PAGE EXTRACT:
That isn’t true for all cases

00 00 00 05 sum 5, product 0
01 01 01 01 sum 4, product 1

Even if it was, it would definitely be a premature optimization

1 Like
#13

Darn zero! And there are some in the data. Thanks for pointing that out. Back to the drawing board.

    #product of rows
    for k in range(4):
        p = 1
        for z in range(4):
            p *= y[k][z]
        ten.append(p)
    #product of columns
    for k in range(4):
        p = 0
        for z in range(4):
            p *= y[z][k]
        ten.append(p)
    ten.append(y[0][0] * y[1][1] * y[2][2] * y[3][3])
    ten.append(y[3][0] * y[2][1] * y[1][2] * y[0][3])
1 Like
#14

Zero doesn’t need to be involved!

01 01 01 99 sum 102, product 99
10 10 10 10 sum 40, product 10000

If you really are going back to the drawing board, then avoid all those hard-coded values and one-letter names, you had well over ten of them, can’t keep track of them all.

(Spatial layout data)

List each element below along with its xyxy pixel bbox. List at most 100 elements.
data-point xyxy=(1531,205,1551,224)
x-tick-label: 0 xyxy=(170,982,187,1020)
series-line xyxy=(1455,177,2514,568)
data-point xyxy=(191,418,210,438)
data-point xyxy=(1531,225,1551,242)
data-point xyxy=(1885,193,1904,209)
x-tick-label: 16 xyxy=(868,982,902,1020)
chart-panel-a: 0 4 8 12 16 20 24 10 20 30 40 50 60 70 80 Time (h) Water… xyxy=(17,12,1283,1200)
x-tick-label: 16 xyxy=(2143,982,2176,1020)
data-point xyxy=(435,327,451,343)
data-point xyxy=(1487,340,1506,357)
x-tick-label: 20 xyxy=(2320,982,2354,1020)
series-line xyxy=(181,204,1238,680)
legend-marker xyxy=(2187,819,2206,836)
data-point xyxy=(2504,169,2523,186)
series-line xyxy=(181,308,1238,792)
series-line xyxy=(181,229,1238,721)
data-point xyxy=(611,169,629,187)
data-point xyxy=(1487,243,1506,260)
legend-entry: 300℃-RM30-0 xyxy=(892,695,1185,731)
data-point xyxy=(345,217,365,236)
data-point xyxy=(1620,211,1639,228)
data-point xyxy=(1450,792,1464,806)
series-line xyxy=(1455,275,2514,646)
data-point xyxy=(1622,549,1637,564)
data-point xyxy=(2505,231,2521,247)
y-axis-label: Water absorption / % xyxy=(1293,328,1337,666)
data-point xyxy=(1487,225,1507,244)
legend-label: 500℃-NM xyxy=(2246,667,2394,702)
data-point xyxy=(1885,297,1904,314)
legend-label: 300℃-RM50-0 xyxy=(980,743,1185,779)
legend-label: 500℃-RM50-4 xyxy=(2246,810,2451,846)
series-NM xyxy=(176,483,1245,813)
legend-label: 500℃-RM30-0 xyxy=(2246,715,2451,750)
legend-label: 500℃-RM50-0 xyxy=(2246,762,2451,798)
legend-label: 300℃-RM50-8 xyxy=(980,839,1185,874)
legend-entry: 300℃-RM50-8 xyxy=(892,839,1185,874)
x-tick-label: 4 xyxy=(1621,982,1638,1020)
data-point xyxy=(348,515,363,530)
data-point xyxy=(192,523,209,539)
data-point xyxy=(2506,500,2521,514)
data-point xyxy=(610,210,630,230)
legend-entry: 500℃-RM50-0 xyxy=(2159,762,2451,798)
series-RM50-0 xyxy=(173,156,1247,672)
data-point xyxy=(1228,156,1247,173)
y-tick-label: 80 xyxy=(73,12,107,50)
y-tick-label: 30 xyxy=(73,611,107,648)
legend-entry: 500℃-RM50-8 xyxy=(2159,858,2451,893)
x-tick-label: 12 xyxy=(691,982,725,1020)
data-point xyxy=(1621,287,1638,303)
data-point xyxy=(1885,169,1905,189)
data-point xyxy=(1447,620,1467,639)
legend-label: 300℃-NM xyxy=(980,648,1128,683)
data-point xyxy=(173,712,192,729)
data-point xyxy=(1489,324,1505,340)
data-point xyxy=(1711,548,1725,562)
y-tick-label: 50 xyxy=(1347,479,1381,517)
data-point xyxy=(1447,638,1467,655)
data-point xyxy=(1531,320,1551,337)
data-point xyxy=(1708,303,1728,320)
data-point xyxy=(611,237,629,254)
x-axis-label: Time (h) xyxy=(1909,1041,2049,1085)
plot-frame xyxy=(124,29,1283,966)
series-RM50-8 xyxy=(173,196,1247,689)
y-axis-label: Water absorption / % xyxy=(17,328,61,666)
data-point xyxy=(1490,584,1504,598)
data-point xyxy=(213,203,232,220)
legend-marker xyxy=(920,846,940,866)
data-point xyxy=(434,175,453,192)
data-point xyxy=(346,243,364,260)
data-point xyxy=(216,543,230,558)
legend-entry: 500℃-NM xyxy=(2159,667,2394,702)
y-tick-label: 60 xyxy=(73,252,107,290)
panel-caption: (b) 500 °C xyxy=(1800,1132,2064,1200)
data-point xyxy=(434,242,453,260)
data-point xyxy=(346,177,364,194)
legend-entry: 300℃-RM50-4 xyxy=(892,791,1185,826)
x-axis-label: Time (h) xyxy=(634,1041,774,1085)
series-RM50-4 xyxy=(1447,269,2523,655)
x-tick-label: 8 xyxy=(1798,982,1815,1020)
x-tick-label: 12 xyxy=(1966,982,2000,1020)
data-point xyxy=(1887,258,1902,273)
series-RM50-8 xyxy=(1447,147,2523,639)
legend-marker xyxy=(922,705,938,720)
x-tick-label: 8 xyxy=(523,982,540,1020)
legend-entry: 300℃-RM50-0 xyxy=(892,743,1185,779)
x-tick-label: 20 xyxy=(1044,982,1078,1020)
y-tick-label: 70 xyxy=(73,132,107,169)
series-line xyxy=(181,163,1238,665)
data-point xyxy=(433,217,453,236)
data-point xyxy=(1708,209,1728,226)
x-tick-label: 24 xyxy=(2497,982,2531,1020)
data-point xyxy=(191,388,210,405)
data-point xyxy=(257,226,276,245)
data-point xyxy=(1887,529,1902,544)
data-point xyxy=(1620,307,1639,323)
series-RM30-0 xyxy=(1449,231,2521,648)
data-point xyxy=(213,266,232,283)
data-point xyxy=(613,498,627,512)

ACTIONS TO TAKE:
• a. Please sum up the forum thread on sums versus products in three sentences.
• b. Pick up the forum thread on sums versus products and continue it from its last line.

OUTPUTS:
• a. A reply says something isn't true for all cases, citing 00 00 00 05 (sum 5, product 0) and 01 01 01 01 (sum 4, product 1), and adds that even if it were true, it would be a premature optimization. The poster admits zeros are in the data, goes back to the drawing board, and shares code that takes the product of each row, each column, and two further sets of four values. Another reply shows that zero doesn't need to be involved, citing 01 01 01 99 (sum 102, product 99) and 10 10 10 10 (sum 40, product 10000), and urges the poster to avoid hard-coded values and one-letter names.

• b.
1 Like
#15

Holy cow. Amazing how anal my brain is becoming. I got stuck on that idea and rolled with it, willy-nilly. Sure glad I asked for criticism. Thanks for pitching in!

1 Like
#16

So the four directions you would keep…

directions = [(-1, -1), (0, 1), (1, 0), (1, 1)]

?

Is offset a built-in? I don’t see where that variable is defined.

1 Like
#17

I multiply the direction to get the nth number in that direction. The name isn’t super accurate, distance would be more so, and distance * direction would be the offset from the starting point.

1 Like
#18

Man do I need new glasses. Right there for all to see.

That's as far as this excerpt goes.